• What the exercise asks: Search the material below for the word "standardized". Copy every line that has it.

::::::::::

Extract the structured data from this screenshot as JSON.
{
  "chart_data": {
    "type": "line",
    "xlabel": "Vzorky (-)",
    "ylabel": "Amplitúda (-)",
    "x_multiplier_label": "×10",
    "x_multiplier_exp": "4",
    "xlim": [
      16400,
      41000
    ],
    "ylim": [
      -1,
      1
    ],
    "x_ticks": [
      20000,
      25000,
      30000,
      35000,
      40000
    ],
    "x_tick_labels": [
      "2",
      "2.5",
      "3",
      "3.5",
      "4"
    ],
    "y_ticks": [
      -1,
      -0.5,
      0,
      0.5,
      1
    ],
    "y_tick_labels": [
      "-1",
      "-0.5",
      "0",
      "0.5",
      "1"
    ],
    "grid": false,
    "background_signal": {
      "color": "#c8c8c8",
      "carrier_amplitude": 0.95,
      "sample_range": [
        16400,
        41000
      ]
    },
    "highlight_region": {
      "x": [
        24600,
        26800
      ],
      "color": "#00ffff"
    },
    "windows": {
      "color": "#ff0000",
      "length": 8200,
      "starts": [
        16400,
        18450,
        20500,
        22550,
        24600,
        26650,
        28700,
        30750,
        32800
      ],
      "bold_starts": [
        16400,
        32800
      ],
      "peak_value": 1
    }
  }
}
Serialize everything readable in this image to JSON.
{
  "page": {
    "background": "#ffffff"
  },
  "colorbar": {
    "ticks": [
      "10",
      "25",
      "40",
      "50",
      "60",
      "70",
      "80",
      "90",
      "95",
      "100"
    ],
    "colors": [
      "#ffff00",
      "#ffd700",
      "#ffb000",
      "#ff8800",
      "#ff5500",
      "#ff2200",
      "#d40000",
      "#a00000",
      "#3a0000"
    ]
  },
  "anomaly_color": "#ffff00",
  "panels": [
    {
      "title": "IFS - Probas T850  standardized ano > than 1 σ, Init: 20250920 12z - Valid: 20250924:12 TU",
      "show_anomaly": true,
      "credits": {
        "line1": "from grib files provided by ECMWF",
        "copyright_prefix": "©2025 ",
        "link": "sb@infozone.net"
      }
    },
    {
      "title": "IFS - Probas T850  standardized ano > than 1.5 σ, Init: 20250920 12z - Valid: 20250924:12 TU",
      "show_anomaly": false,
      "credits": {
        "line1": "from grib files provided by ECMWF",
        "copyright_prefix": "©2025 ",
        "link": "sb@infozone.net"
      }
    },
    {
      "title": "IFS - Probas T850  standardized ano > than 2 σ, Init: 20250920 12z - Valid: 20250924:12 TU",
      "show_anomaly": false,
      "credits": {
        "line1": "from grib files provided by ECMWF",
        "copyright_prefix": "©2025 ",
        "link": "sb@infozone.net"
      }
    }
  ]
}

::::::::::

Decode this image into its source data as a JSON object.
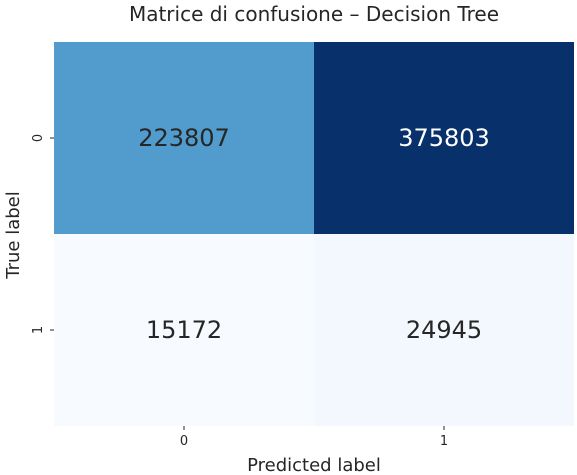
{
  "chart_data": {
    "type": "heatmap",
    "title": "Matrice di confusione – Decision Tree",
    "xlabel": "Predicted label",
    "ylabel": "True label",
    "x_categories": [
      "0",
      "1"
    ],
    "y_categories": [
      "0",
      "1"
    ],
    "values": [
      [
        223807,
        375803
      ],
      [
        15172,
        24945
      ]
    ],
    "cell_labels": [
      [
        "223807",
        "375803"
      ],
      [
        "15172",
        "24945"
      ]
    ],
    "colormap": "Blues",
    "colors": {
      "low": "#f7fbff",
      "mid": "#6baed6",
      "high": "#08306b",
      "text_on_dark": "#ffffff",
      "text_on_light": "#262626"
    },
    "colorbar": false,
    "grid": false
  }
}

::::::::::

• Response below:
      "title": "IFS - Probas T850  standardized ano > than 1 σ, Init: 20250920 12z - Valid: 20250924:12 TU",
      "title": "IFS - Probas T850  standardized ano > than 1.5 σ, Init: 20250920 12z - Valid: 20250924:12 TU",
      "title": "IFS - Probas T850  standardized ano > than 2 σ, Init: 20250920 12z - Valid: 20250924:12 TU",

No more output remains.